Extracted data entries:
_ _ _
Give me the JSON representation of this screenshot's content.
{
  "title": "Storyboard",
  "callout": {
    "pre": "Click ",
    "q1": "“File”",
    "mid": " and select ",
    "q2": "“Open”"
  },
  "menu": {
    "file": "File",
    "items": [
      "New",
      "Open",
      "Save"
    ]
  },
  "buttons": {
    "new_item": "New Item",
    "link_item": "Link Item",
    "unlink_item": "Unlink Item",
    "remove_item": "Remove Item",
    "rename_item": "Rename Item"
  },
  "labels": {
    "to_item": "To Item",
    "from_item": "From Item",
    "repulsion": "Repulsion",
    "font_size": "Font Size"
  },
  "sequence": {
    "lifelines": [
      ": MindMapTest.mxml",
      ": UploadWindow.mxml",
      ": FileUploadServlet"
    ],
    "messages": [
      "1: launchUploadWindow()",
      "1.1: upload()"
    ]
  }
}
_ _ _
WHAT THE TASK REQUIRES |
Copy every line in the entries above that has the string "mxml" in it.

ANSWER BELOW |
      ": MindMapTest.mxml",
      ": UploadWindow.mxml",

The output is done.